Ed Vitagliano
AFA Journal news editor
August 2009 – They are two different stories: A young woman volunteers to sell her virginity to the highest bidder; a company makes money by advertising a “dating service” for adulterers.
But the people involved in these stories share something in common – the belief that sex is basically no big deal. There are certainly no legitimate moral judgments to be made regarding who willingly does what with whom.
You’d be surprised how many people agree. Welcome to an America with an increasingly postmodern take on human sexuality.
Selling sex
Last year a 22-year-old Californian going by the pseudonym Natalie Dylan decided that a fun thesis for her master’s degree would be the following sociological experiment: Auction her virginity to the highest bidder.
Dylan had already earned her bachelor’s degree in women’s studies and, in September 2008, while working in preparation for entering a master’s program, came up with the idea.
Dylan has gotten numerous offers and as of this point the highest bid is, as she put it, “a cool $3.8 million.” She has avoided any pesky prostitution prosecutions by making the offer via a whorehouse in Nevada, where prostitution is legal.
Make no mistake, however, Dylan is selling sex, not love. “I get some men who are obviously looking for a girlfriend but I try and make it clear that this is a one-night-offer only,” she told a newspaper in the U.K.
But in defense of her entrepreneurial experiment, Dylan made clear her core belief about sex: It’s all about personal, individual satisfaction.
“I think me and the person I do it with will profit greatly from the deal,” she said.
Sex at its basest
How is it possible to conceive of such a cold and callous experience as something that is profitable to both parties? After all, we are talking about prostitution.
But the postmodern view of sex is that there is nothing intrinsically beautiful about it – certainly nothing sacred. It’s just simple down-in-the-dirt, even-animals-do-it copulation.
::::
From the article on changing attitudes toward sex, copy out word for word the passage from "But the people" to "the highest bidder.".

A block of data
::::
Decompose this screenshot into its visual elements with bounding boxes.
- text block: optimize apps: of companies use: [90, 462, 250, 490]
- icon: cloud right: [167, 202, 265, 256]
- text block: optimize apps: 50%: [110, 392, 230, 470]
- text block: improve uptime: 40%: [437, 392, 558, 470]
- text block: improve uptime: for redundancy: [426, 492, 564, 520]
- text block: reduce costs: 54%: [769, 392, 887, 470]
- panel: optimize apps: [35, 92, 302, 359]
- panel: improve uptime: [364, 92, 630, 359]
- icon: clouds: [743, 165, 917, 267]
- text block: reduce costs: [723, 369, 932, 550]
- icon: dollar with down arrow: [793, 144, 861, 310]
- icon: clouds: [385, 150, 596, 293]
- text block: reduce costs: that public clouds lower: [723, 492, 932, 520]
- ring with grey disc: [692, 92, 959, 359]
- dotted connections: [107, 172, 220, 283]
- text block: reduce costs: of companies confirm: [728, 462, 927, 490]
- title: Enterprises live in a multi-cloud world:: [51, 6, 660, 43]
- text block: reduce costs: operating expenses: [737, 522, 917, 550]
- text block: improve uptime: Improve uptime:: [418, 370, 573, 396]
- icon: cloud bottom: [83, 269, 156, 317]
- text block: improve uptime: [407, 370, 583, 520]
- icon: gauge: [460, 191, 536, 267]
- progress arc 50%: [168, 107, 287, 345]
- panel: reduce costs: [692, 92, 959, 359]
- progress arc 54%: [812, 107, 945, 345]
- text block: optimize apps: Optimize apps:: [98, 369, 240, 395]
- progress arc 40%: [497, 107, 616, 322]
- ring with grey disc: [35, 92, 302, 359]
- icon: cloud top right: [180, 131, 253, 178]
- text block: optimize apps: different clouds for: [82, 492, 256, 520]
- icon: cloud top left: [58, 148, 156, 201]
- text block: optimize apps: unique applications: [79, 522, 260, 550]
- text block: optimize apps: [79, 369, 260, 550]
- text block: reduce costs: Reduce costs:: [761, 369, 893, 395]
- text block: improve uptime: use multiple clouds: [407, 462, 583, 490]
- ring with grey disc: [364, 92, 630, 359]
::::
**Task answer**
But the people involved in these stories share something in common – the belief that sex is basically no big deal. There are certainly no legitimate moral judgments to be made regarding who willingly does what with whom.
You’d be surprised how many people agree. Welcome to an America with an increasingly postmodern take on human sexuality.
Selling sex
Last year a 22-year-old Californian going by the pseudonym Natalie Dylan decided that a fun thesis for her master’s degree would be the following sociological experiment: Auction her virginity to the highest bidder.